▶ DIRECTION: Each line of the data that includes the string "this" is to be copied out.

## START LISTING

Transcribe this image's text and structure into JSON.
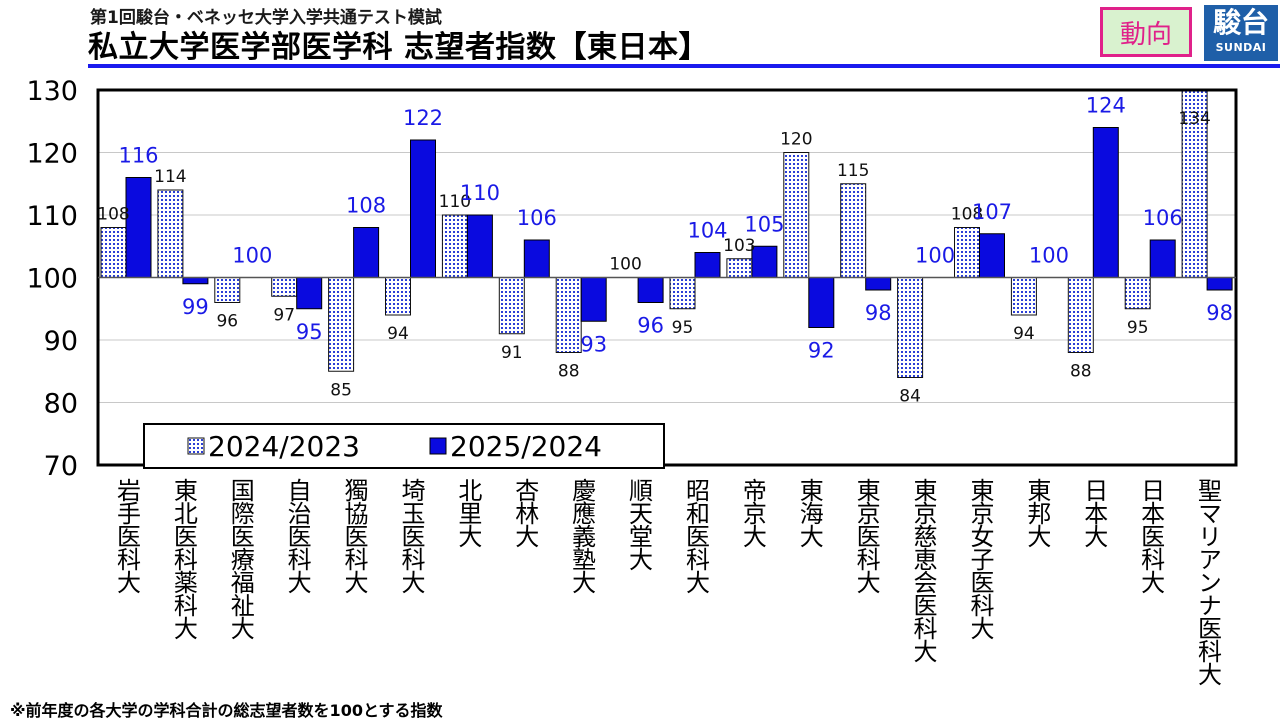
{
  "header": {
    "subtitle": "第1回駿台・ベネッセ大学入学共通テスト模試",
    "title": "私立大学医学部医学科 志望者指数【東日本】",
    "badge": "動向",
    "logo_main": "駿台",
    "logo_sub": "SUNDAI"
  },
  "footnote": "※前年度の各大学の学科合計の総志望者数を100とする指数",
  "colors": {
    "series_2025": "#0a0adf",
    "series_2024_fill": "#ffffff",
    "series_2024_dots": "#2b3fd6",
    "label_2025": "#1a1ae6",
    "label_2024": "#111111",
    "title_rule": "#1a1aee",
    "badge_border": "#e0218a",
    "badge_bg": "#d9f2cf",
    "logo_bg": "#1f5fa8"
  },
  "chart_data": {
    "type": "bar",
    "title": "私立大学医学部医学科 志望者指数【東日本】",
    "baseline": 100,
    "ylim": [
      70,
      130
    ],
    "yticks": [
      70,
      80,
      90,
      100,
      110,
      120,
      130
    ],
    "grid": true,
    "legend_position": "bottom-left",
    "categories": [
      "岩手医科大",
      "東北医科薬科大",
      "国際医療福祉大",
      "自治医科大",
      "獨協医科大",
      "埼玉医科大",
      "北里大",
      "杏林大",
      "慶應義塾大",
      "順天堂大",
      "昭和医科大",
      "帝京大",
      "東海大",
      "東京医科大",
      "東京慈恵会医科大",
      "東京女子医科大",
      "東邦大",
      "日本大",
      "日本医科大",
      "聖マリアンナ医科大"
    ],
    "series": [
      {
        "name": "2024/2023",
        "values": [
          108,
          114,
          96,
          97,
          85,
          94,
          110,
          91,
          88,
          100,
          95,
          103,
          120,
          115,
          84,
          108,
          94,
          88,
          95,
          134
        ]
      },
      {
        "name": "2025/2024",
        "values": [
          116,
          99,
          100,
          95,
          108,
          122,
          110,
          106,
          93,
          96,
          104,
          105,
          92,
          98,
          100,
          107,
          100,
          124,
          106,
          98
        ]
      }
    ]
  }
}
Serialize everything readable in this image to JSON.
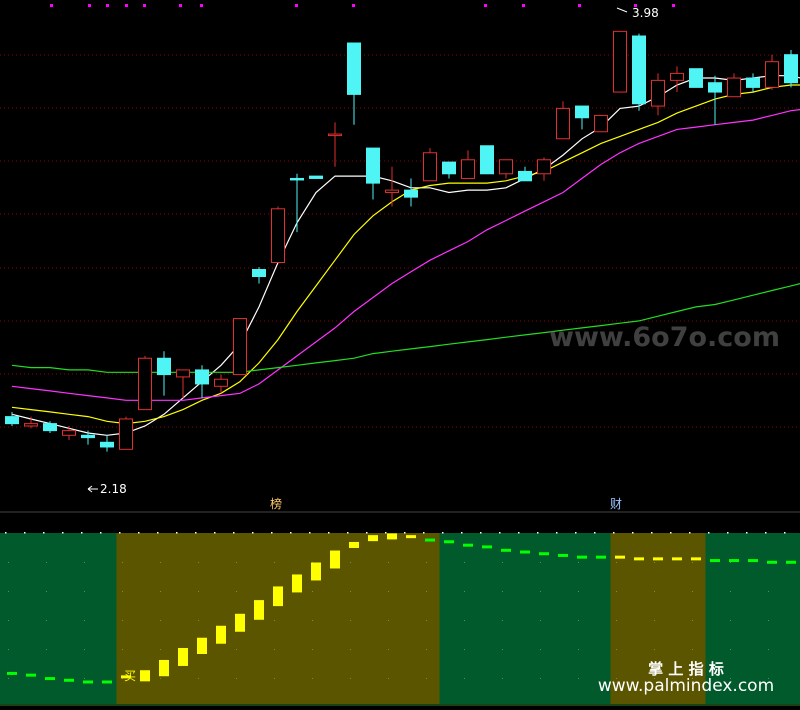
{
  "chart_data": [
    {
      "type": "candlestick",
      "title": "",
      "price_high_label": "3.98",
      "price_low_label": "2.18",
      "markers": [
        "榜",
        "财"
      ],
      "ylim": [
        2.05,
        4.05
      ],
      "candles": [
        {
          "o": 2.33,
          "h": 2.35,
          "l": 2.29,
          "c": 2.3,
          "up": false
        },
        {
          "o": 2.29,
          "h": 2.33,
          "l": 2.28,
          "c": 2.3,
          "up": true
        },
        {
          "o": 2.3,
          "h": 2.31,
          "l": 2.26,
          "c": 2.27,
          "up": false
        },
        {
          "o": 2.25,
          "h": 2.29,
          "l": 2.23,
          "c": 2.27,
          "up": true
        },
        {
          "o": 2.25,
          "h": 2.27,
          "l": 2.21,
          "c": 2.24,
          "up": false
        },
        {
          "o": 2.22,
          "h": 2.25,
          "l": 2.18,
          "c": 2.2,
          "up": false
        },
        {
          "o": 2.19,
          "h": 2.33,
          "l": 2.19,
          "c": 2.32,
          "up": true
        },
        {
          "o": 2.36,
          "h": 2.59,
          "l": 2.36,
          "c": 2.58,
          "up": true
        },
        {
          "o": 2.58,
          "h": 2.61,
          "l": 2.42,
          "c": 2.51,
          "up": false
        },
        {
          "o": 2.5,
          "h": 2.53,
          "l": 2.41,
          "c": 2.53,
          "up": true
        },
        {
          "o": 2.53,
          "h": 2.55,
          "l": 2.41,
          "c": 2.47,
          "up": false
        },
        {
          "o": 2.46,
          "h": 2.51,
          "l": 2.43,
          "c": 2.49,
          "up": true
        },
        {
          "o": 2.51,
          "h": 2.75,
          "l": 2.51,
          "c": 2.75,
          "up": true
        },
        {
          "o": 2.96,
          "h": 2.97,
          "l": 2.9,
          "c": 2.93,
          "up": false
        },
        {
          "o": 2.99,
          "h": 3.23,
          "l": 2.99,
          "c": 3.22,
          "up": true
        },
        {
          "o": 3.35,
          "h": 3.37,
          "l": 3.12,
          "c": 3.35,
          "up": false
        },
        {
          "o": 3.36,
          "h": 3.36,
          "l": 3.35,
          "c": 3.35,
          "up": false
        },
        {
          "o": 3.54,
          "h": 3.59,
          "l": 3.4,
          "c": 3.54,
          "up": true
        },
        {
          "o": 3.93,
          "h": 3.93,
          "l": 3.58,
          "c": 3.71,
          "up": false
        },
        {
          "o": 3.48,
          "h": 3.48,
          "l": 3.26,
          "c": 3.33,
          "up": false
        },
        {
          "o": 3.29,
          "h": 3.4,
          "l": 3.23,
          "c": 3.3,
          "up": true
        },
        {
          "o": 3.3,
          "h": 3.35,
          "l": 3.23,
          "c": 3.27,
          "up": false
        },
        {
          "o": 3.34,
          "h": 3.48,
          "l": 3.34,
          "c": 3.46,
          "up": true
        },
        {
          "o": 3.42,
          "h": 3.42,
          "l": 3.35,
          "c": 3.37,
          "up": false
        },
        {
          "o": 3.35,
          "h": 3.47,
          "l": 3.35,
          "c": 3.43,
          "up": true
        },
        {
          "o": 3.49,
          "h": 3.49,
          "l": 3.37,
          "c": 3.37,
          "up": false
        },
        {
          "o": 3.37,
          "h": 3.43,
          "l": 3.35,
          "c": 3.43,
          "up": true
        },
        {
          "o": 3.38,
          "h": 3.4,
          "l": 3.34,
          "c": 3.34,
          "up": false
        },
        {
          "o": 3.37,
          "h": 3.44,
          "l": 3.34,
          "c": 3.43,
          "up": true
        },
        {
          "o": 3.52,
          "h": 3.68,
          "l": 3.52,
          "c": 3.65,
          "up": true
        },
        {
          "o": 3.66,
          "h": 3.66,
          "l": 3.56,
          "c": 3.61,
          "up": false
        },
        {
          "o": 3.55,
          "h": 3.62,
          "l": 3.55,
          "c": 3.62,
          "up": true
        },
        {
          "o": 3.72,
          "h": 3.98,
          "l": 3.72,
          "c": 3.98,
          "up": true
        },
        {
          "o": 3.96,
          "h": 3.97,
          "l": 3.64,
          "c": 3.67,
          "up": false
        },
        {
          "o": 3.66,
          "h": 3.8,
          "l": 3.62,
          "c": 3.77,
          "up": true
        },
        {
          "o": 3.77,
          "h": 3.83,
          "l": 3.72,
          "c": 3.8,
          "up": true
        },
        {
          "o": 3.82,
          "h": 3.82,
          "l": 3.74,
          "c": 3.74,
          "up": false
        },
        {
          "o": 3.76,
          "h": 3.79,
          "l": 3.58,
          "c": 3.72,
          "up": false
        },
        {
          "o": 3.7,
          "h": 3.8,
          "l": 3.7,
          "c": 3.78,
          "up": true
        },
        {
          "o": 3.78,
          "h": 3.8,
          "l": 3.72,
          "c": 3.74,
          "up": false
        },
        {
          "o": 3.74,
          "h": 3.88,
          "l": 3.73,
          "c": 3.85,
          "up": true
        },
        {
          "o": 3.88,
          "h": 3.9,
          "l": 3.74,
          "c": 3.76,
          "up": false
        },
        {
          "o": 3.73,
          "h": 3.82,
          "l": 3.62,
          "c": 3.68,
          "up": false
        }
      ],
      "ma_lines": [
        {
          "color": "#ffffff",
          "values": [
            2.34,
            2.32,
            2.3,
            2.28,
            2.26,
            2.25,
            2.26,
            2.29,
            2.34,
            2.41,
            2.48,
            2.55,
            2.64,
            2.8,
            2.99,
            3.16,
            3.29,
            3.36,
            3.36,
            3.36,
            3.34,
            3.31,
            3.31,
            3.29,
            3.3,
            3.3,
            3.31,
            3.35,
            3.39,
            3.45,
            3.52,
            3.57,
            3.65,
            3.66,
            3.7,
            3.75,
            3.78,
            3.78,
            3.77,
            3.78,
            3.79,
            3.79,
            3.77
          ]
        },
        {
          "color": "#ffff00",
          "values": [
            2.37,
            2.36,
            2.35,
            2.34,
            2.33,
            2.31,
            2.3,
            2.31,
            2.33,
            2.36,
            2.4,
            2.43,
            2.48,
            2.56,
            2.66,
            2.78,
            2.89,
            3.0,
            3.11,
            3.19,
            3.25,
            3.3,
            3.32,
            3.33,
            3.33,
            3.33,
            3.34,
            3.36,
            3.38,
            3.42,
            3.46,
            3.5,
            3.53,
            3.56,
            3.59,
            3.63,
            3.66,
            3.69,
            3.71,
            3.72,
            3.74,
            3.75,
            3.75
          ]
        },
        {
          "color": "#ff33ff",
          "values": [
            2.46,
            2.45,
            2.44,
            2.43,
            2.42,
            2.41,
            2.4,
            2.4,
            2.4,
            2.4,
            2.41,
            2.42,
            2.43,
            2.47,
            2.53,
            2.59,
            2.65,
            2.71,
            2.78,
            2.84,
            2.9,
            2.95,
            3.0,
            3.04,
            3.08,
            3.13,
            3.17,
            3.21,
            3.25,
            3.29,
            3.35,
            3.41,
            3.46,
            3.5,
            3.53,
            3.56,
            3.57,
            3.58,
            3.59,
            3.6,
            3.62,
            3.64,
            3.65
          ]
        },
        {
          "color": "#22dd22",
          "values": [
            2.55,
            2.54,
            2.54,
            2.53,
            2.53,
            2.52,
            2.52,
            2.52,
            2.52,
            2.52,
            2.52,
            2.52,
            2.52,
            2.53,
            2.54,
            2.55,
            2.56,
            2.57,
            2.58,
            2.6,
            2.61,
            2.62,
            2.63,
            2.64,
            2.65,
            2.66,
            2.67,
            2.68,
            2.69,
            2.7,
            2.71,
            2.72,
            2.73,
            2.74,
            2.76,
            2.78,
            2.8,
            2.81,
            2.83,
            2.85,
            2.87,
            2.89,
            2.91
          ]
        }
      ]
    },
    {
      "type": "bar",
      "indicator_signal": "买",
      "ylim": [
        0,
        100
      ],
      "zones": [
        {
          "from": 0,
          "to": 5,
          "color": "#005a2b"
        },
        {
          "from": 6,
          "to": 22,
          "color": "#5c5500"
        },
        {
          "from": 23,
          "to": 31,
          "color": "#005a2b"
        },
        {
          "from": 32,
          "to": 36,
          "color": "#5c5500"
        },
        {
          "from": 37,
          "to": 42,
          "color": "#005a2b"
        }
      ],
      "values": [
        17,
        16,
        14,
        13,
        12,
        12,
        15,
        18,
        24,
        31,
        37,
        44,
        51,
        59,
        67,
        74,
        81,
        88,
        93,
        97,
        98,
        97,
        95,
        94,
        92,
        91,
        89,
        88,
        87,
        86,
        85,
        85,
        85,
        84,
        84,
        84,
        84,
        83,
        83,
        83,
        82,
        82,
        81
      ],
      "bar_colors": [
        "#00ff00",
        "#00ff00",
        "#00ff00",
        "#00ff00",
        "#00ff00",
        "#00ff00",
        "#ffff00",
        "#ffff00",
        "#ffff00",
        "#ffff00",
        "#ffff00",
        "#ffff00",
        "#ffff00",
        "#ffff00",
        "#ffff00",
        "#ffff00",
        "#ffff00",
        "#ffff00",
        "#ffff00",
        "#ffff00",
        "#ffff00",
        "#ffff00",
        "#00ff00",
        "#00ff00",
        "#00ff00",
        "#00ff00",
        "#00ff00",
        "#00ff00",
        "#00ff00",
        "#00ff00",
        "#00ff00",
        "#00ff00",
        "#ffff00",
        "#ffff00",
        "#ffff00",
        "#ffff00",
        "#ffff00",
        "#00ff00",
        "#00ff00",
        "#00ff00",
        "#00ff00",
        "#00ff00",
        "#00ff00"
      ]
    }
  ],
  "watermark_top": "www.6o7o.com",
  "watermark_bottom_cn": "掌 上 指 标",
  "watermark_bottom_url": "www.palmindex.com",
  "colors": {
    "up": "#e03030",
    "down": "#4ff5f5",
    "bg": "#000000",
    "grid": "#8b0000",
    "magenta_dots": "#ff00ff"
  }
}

## END LISTING

▶ TASK RESPONSE:
Transcribe this image's text and structure into JSON.
Serialize everything readable in this image to JSON.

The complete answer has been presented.